The exercise: Each line should be copied exactly.

───── Records supplied

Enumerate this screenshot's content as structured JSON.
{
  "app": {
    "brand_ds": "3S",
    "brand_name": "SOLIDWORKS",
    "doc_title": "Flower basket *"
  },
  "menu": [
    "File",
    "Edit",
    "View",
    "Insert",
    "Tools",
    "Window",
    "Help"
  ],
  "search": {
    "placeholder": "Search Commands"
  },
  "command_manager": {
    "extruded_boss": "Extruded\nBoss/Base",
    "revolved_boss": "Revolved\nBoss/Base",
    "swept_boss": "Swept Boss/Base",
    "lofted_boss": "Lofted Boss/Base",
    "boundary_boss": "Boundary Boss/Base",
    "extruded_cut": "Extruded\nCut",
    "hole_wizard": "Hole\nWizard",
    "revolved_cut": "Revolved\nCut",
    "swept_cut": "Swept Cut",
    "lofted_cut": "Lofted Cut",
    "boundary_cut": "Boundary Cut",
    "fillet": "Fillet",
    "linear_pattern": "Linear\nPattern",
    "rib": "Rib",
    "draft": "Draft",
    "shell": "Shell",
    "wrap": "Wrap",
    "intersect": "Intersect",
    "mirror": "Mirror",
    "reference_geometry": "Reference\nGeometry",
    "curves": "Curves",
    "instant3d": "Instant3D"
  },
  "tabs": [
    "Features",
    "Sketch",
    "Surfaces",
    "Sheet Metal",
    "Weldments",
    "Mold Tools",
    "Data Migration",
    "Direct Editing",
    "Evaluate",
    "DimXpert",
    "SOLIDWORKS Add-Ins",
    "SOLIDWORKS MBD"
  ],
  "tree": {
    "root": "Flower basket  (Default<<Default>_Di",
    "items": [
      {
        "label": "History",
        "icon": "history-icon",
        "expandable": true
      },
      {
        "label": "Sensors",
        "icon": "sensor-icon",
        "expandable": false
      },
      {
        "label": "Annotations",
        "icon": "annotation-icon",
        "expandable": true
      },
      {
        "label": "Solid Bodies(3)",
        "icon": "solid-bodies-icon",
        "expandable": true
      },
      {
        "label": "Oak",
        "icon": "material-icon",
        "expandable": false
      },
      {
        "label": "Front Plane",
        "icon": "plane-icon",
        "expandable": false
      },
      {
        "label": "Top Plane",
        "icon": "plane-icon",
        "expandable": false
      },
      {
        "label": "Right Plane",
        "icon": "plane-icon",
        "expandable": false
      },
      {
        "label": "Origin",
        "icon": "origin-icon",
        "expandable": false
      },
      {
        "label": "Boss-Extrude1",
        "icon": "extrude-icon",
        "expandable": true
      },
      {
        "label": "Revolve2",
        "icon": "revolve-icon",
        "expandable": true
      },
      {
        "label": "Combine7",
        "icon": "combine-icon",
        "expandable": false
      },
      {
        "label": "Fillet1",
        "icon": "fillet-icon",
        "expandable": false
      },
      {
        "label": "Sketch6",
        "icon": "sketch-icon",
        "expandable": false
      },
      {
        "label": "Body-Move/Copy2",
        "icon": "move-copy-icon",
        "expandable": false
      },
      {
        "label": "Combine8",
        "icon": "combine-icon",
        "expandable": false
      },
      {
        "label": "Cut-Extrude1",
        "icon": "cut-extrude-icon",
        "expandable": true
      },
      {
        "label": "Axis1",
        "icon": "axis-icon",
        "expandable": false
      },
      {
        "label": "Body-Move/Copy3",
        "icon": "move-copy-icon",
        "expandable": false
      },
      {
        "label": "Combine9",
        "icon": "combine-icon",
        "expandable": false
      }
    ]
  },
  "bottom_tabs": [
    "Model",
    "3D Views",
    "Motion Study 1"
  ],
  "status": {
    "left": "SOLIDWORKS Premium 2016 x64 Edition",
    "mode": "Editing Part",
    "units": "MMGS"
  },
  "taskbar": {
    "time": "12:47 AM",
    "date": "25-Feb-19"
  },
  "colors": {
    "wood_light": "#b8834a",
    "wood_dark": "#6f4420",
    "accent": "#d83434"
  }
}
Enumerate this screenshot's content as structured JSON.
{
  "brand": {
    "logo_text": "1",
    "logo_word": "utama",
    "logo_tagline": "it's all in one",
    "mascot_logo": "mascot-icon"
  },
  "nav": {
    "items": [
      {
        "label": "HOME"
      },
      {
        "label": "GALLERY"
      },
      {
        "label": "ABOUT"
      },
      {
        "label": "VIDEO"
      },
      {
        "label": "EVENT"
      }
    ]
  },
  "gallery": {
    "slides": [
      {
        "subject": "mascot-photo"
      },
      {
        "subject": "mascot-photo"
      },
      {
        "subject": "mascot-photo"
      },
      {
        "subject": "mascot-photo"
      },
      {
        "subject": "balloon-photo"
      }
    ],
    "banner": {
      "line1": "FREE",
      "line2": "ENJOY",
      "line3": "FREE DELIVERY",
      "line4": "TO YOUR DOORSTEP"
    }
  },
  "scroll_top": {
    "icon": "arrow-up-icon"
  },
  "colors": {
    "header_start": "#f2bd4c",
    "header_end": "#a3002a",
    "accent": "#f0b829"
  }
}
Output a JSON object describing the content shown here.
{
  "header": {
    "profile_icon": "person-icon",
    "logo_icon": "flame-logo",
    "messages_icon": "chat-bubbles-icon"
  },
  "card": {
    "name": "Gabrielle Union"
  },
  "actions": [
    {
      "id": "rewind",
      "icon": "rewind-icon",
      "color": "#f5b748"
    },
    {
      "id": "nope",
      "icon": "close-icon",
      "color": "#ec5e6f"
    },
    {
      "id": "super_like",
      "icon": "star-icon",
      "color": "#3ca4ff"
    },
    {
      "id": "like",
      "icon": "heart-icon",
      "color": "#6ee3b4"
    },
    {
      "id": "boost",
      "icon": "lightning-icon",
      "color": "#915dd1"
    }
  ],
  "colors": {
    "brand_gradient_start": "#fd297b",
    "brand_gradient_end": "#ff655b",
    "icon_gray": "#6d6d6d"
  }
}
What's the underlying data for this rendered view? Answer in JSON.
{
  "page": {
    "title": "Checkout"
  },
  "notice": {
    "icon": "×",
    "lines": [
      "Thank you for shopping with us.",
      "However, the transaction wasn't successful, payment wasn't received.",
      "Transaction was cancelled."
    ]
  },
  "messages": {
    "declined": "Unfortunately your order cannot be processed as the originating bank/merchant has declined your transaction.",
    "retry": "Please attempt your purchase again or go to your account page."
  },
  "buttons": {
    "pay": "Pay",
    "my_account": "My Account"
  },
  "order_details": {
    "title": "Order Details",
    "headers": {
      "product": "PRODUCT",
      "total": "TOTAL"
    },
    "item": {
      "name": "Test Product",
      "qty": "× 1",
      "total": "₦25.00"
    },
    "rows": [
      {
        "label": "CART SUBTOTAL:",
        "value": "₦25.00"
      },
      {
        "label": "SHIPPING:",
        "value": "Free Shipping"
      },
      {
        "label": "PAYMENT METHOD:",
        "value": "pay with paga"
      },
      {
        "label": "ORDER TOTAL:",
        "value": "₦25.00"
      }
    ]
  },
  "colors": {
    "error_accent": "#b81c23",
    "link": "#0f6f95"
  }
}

──────────

Exercise solution:
Enumerate this screenshot's content as structured JSON.
{
  "app": {
    "brand_ds": "3S",
    "brand_name": "SOLIDWORKS",
    "doc_title": "Flower basket *"
  },
  "menu": [
    "File",
    "Edit",
    "View",
    "Insert",
    "Tools",
    "Window",
    "Help"
  ],
  "search": {
    "placeholder": "Search Commands"
  },
  "command_manager": {
    "extruded_boss": "Extruded\nBoss/Base",
    "revolved_boss": "Revolved\nBoss/Base",
    "swept_boss": "Swept Boss/Base",
    "lofted_boss": "Lofted Boss/Base",
    "boundary_boss": "Boundary Boss/Base",
    "extruded_cut": "Extruded\nCut",
    "hole_wizard": "Hole\nWizard",
    "revolved_cut": "Revolved\nCut",
    "swept_cut": "Swept Cut",
    "lofted_cut": "Lofted Cut",
    "boundary_cut": "Boundary Cut",
    "fillet": "Fillet",
    "linear_pattern": "Linear\nPattern",
    "rib": "Rib",
    "draft": "Draft",
    "shell": "Shell",
    "wrap": "Wrap",
    "intersect": "Intersect",
    "mirror": "Mirror",
    "reference_geometry": "Reference\nGeometry",
    "curves": "Curves",
    "instant3d": "Instant3D"
  },
  "tabs": [
    "Features",
    "Sketch",
    "Surfaces",
    "Sheet Metal",
    "Weldments",
    "Mold Tools",
    "Data Migration",
    "Direct Editing",
    "Evaluate",
    "DimXpert",
    "SOLIDWORKS Add-Ins",
    "SOLIDWORKS MBD"
  ],
  "tree": {
    "root": "Flower basket  (Default<<Default>_Di",
    "items": [
      {
        "label": "History",
        "icon": "history-icon",
        "expandable": true
      },
      {
        "label": "Sensors",
        "icon": "sensor-icon",
        "expandable": false
      },
      {
        "label": "Annotations",
        "icon": "annotation-icon",
        "expandable": true
      },
      {
        "label": "Solid Bodies(3)",
        "icon": "solid-bodies-icon",
        "expandable": true
      },
      {
        "label": "Oak",
        "icon": "material-icon",
        "expandable": false
      },
      {
        "label": "Front Plane",
        "icon": "plane-icon",
        "expandable": false
      },
      {
        "label": "Top Plane",
        "icon": "plane-icon",
        "expandable": false
      },
      {
        "label": "Right Plane",
        "icon": "plane-icon",
        "expandable": false
      },
      {
        "label": "Origin",
        "icon": "origin-icon",
        "expandable": false
      },
      {
        "label": "Boss-Extrude1",
        "icon": "extrude-icon",
        "expandable": true
      },
      {
        "label": "Revolve2",
        "icon": "revolve-icon",
        "expandable": true
      },
      {
        "label": "Combine7",
        "icon": "combine-icon",
        "expandable": false
      },
      {
        "label": "Fillet1",
        "icon": "fillet-icon",
        "expandable": false
      },
      {
        "label": "Sketch6",
        "icon": "sketch-icon",
        "expandable": false
      },
      {
        "label": "Body-Move/Copy2",
        "icon": "move-copy-icon",
        "expandable": false
      },
      {
        "label": "Combine8",
        "icon": "combine-icon",
        "expandable": false
      },
      {
        "label": "Cut-Extrude1",
        "icon": "cut-extrude-icon",
        "expandable": true
      },
      {
        "label": "Axis1",
        "icon": "axis-icon",
        "expandable": false
      },
      {
        "label": "Body-Move/Copy3",
        "icon": "move-copy-icon",
        "expandable": false
      },
      {
        "label": "Combine9",
        "icon": "combine-icon",
        "expandable": false
      }
    ]
  },
  "bottom_tabs": [
    "Model",
    "3D Views",
    "Motion Study 1"
  ],
  "status": {
    "left": "SOLIDWORKS Premium 2016 x64 Edition",
    "mode": "Editing Part",
    "units": "MMGS"
  },
  "taskbar": {
    "time": "12:47 AM",
    "date": "25-Feb-19"
  },
  "colors": {
    "wood_light": "#b8834a",
    "wood_dark": "#6f4420",
    "accent": "#d83434"
  }
}
Enumerate this screenshot's content as structured JSON.
{
  "brand": {
    "logo_text": "1",
    "logo_word": "utama",
    "logo_tagline": "it's all in one",
    "mascot_logo": "mascot-icon"
  },
  "nav": {
    "items": [
      {
        "label": "HOME"
      },
      {
        "label": "GALLERY"
      },
      {
        "label": "ABOUT"
      },
      {
        "label": "VIDEO"
      },
      {
        "label": "EVENT"
      }
    ]
  },
  "gallery": {
    "slides": [
      {
        "subject": "mascot-photo"
      },
      {
        "subject": "mascot-photo"
      },
      {
        "subject": "mascot-photo"
      },
      {
        "subject": "mascot-photo"
      },
      {
        "subject": "balloon-photo"
      }
    ],
    "banner": {
      "line1": "FREE",
      "line2": "ENJOY",
      "line3": "FREE DELIVERY",
      "line4": "TO YOUR DOORSTEP"
    }
  },
  "scroll_top": {
    "icon": "arrow-up-icon"
  },
  "colors": {
    "header_start": "#f2bd4c",
    "header_end": "#a3002a",
    "accent": "#f0b829"
  }
}
Output a JSON object describing the content shown here.
{
  "header": {
    "profile_icon": "person-icon",
    "logo_icon": "flame-logo",
    "messages_icon": "chat-bubbles-icon"
  },
  "card": {
    "name": "Gabrielle Union"
  },
  "actions": [
    {
      "id": "rewind",
      "icon": "rewind-icon",
      "color": "#f5b748"
    },
    {
      "id": "nope",
      "icon": "close-icon",
      "color": "#ec5e6f"
    },
    {
      "id": "super_like",
      "icon": "star-icon",
      "color": "#3ca4ff"
    },
    {
      "id": "like",
      "icon": "heart-icon",
      "color": "#6ee3b4"
    },
    {
      "id": "boost",
      "icon": "lightning-icon",
      "color": "#915dd1"
    }
  ],
  "colors": {
    "brand_gradient_start": "#fd297b",
    "brand_gradient_end": "#ff655b",
    "icon_gray": "#6d6d6d"
  }
}
What's the underlying data for this rendered view? Answer in JSON.
{
  "page": {
    "title": "Checkout"
  },
  "notice": {
    "icon": "×",
    "lines": [
      "Thank you for shopping with us.",
      "However, the transaction wasn't successful, payment wasn't received.",
      "Transaction was cancelled."
    ]
  },
  "messages": {
    "declined": "Unfortunately your order cannot be processed as the originating bank/merchant has declined your transaction.",
    "retry": "Please attempt your purchase again or go to your account page."
  },
  "buttons": {
    "pay": "Pay",
    "my_account": "My Account"
  },
  "order_details": {
    "title": "Order Details",
    "headers": {
      "product": "PRODUCT",
      "total": "TOTAL"
    },
    "item": {
      "name": "Test Product",
      "qty": "× 1",
      "total": "₦25.00"
    },
    "rows": [
      {
        "label": "CART SUBTOTAL:",
        "value": "₦25.00"
      },
      {
        "label": "SHIPPING:",
        "value": "Free Shipping"
      },
      {
        "label": "PAYMENT METHOD:",
        "value": "pay with paga"
      },
      {
        "label": "ORDER TOTAL:",
        "value": "₦25.00"
      }
    ]
  },
  "colors": {
    "error_accent": "#b81c23",
    "link": "#0f6f95"
  }
}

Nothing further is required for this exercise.